— START —

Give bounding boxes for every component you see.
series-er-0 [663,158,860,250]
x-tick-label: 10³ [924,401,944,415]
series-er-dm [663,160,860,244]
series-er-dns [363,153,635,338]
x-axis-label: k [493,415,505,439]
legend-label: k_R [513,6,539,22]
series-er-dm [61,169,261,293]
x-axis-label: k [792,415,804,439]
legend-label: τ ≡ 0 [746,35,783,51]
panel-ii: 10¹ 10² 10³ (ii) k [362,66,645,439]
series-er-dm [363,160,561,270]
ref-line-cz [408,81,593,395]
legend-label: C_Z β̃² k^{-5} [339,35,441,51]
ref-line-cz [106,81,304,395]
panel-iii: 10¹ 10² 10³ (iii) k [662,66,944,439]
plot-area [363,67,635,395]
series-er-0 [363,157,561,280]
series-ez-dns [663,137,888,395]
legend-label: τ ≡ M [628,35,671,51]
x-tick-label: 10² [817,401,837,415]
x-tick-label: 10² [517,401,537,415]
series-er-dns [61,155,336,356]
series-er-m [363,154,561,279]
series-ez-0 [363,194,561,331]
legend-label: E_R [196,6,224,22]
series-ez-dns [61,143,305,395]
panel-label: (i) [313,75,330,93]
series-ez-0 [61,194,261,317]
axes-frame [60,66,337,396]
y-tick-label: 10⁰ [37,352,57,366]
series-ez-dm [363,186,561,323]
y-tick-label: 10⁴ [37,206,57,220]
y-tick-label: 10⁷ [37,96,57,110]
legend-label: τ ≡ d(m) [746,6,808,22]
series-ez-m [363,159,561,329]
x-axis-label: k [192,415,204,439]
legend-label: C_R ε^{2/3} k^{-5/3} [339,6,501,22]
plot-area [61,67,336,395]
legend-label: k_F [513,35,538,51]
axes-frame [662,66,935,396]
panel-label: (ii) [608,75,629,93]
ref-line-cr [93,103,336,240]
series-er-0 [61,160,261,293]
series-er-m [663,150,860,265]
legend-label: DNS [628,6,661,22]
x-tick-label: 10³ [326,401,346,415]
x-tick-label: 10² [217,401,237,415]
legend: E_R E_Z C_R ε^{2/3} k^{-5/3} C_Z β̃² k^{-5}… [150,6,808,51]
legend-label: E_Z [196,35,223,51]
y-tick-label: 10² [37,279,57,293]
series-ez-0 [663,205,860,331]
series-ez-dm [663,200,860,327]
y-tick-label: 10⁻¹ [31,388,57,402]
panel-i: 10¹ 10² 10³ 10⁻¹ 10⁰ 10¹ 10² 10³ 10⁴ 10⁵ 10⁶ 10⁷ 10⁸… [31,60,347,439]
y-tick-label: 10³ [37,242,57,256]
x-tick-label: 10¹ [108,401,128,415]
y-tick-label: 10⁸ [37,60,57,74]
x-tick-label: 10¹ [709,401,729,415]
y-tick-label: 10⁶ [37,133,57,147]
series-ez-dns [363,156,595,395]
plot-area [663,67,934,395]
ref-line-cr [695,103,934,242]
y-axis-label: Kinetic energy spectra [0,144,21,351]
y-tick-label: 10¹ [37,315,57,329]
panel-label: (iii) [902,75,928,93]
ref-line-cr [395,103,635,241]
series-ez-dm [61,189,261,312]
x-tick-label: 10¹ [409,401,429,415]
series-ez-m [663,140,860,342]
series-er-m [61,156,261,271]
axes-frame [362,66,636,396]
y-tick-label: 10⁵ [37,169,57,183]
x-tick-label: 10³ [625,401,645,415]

— END —

■ **WRITTEN TASK**
Locate every line in the material above that contains the string "panel", and copy each of those lines in full.

■ **THE REPLY**
panel-ii: 10¹ 10² 10³ (ii) k [362,66,645,439]
panel-iii: 10¹ 10² 10³ (iii) k [662,66,944,439]
panel-label: (i) [313,75,330,93]
panel-label: (ii) [608,75,629,93]
panel-i: 10¹ 10² 10³ 10⁻¹ 10⁰ 10¹ 10² 10³ 10⁴ 10⁵ 10⁶ 10⁷ 10⁸… [31,60,347,439]
panel-label: (iii) [902,75,928,93]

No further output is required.